### Data entries
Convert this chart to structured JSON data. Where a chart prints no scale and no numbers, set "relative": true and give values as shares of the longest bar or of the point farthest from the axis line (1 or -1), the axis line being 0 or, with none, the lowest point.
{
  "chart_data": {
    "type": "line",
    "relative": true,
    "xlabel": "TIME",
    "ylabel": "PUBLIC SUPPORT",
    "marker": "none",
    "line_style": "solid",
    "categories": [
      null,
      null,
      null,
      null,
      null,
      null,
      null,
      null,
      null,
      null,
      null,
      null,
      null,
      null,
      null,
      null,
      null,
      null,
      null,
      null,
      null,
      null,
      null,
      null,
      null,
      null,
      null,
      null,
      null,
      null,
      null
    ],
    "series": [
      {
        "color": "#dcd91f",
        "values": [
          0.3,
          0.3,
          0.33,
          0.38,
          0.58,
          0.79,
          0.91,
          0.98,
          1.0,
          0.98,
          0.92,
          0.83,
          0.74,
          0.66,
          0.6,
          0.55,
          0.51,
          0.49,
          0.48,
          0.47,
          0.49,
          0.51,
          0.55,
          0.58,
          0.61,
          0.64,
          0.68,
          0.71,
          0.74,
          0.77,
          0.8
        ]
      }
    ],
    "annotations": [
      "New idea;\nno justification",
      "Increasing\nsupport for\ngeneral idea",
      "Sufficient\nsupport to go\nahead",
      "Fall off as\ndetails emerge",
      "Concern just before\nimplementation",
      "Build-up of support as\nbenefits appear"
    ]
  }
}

### What the task asks
Give an exact repetition of all the material.

### Response below
Convert this chart to structured JSON data. Where a chart prints no scale and no numbers, set "relative": true and give values as shares of the longest bar or of the point farthest from the axis line (1 or -1), the axis line being 0 or, with none, the lowest point.
{
  "chart_data": {
    "type": "line",
    "relative": true,
    "xlabel": "TIME",
    "ylabel": "PUBLIC SUPPORT",
    "marker": "none",
    "line_style": "solid",
    "categories": [
      null,
      null,
      null,
      null,
      null,
      null,
      null,
      null,
      null,
      null,
      null,
      null,
      null,
      null,
      null,
      null,
      null,
      null,
      null,
      null,
      null,
      null,
      null,
      null,
      null,
      null,
      null,
      null,
      null,
      null,
      null
    ],
    "series": [
      {
        "color": "#dcd91f",
        "values": [
          0.3,
          0.3,
          0.33,
          0.38,
          0.58,
          0.79,
          0.91,
          0.98,
          1.0,
          0.98,
          0.92,
          0.83,
          0.74,
          0.66,
          0.6,
          0.55,
          0.51,
          0.49,
          0.48,
          0.47,
          0.49,
          0.51,
          0.55,
          0.58,
          0.61,
          0.64,
          0.68,
          0.71,
          0.74,
          0.77,
          0.8
        ]
      }
    ],
    "annotations": [
      "New idea;\nno justification",
      "Increasing\nsupport for\ngeneral idea",
      "Sufficient\nsupport to go\nahead",
      "Fall off as\ndetails emerge",
      "Concern just before\nimplementation",
      "Build-up of support as\nbenefits appear"
    ]
  }
}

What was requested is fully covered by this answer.